*Written request*
Send back all the data below, exactly as given.

-------- Recorded information --------

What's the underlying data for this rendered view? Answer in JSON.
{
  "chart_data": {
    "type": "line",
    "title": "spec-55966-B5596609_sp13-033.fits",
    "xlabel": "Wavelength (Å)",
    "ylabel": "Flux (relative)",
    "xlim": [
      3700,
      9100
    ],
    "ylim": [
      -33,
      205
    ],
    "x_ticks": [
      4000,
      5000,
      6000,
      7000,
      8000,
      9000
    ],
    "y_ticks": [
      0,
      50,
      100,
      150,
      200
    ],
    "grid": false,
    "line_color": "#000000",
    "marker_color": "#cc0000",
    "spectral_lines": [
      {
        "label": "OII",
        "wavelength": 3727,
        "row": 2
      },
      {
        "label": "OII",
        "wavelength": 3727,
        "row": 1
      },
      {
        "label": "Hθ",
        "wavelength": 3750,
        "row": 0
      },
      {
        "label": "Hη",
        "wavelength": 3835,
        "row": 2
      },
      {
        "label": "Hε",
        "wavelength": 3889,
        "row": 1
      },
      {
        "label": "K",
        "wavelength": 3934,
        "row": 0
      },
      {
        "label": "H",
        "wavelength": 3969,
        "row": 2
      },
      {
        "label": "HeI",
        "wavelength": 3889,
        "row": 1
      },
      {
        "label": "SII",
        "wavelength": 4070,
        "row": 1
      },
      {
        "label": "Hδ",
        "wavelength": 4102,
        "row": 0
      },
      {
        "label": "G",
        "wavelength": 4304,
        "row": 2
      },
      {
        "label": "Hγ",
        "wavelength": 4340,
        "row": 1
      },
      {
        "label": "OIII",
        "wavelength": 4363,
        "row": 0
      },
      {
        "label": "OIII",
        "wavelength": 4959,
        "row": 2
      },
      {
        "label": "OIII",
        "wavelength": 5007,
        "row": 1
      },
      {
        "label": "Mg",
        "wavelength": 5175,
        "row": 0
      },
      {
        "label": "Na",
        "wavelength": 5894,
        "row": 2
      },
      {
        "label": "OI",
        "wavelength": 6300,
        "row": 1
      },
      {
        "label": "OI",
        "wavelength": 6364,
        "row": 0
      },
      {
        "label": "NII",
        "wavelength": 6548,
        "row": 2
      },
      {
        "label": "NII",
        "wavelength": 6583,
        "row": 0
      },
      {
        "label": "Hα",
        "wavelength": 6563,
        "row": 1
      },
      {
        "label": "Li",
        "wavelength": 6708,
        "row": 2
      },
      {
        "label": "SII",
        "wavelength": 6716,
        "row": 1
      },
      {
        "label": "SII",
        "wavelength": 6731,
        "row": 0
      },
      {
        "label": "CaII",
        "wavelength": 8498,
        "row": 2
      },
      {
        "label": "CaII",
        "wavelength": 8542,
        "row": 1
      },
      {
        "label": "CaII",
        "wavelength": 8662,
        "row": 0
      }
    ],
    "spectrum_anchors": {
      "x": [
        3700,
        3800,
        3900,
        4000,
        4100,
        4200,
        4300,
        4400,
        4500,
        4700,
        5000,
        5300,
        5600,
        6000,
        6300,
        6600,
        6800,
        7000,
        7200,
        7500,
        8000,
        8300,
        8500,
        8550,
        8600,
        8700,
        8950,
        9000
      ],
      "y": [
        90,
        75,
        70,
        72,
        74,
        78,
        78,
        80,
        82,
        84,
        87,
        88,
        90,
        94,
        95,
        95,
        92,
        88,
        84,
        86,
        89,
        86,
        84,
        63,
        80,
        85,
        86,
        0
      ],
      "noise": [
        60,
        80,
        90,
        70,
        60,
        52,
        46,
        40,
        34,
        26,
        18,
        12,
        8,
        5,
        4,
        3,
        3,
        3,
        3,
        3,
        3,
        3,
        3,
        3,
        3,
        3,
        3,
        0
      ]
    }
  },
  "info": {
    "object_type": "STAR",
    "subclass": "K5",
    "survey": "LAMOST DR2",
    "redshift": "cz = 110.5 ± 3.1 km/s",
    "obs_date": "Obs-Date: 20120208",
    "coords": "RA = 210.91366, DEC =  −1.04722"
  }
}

--------

*Full answer*
What's the underlying data for this rendered view? Answer in JSON.
{
  "chart_data": {
    "type": "line",
    "title": "spec-55966-B5596609_sp13-033.fits",
    "xlabel": "Wavelength (Å)",
    "ylabel": "Flux (relative)",
    "xlim": [
      3700,
      9100
    ],
    "ylim": [
      -33,
      205
    ],
    "x_ticks": [
      4000,
      5000,
      6000,
      7000,
      8000,
      9000
    ],
    "y_ticks": [
      0,
      50,
      100,
      150,
      200
    ],
    "grid": false,
    "line_color": "#000000",
    "marker_color": "#cc0000",
    "spectral_lines": [
      {
        "label": "OII",
        "wavelength": 3727,
        "row": 2
      },
      {
        "label": "OII",
        "wavelength": 3727,
        "row": 1
      },
      {
        "label": "Hθ",
        "wavelength": 3750,
        "row": 0
      },
      {
        "label": "Hη",
        "wavelength": 3835,
        "row": 2
      },
      {
        "label": "Hε",
        "wavelength": 3889,
        "row": 1
      },
      {
        "label": "K",
        "wavelength": 3934,
        "row": 0
      },
      {
        "label": "H",
        "wavelength": 3969,
        "row": 2
      },
      {
        "label": "HeI",
        "wavelength": 3889,
        "row": 1
      },
      {
        "label": "SII",
        "wavelength": 4070,
        "row": 1
      },
      {
        "label": "Hδ",
        "wavelength": 4102,
        "row": 0
      },
      {
        "label": "G",
        "wavelength": 4304,
        "row": 2
      },
      {
        "label": "Hγ",
        "wavelength": 4340,
        "row": 1
      },
      {
        "label": "OIII",
        "wavelength": 4363,
        "row": 0
      },
      {
        "label": "OIII",
        "wavelength": 4959,
        "row": 2
      },
      {
        "label": "OIII",
        "wavelength": 5007,
        "row": 1
      },
      {
        "label": "Mg",
        "wavelength": 5175,
        "row": 0
      },
      {
        "label": "Na",
        "wavelength": 5894,
        "row": 2
      },
      {
        "label": "OI",
        "wavelength": 6300,
        "row": 1
      },
      {
        "label": "OI",
        "wavelength": 6364,
        "row": 0
      },
      {
        "label": "NII",
        "wavelength": 6548,
        "row": 2
      },
      {
        "label": "NII",
        "wavelength": 6583,
        "row": 0
      },
      {
        "label": "Hα",
        "wavelength": 6563,
        "row": 1
      },
      {
        "label": "Li",
        "wavelength": 6708,
        "row": 2
      },
      {
        "label": "SII",
        "wavelength": 6716,
        "row": 1
      },
      {
        "label": "SII",
        "wavelength": 6731,
        "row": 0
      },
      {
        "label": "CaII",
        "wavelength": 8498,
        "row": 2
      },
      {
        "label": "CaII",
        "wavelength": 8542,
        "row": 1
      },
      {
        "label": "CaII",
        "wavelength": 8662,
        "row": 0
      }
    ],
    "spectrum_anchors": {
      "x": [
        3700,
        3800,
        3900,
        4000,
        4100,
        4200,
        4300,
        4400,
        4500,
        4700,
        5000,
        5300,
        5600,
        6000,
        6300,
        6600,
        6800,
        7000,
        7200,
        7500,
        8000,
        8300,
        8500,
        8550,
        8600,
        8700,
        8950,
        9000
      ],
      "y": [
        90,
        75,
        70,
        72,
        74,
        78,
        78,
        80,
        82,
        84,
        87,
        88,
        90,
        94,
        95,
        95,
        92,
        88,
        84,
        86,
        89,
        86,
        84,
        63,
        80,
        85,
        86,
        0
      ],
      "noise": [
        60,
        80,
        90,
        70,
        60,
        52,
        46,
        40,
        34,
        26,
        18,
        12,
        8,
        5,
        4,
        3,
        3,
        3,
        3,
        3,
        3,
        3,
        3,
        3,
        3,
        3,
        3,
        0
      ]
    }
  },
  "info": {
    "object_type": "STAR",
    "subclass": "K5",
    "survey": "LAMOST DR2",
    "redshift": "cz = 110.5 ± 3.1 km/s",
    "obs_date": "Obs-Date: 20120208",
    "coords": "RA = 210.91366, DEC =  −1.04722"
  }
}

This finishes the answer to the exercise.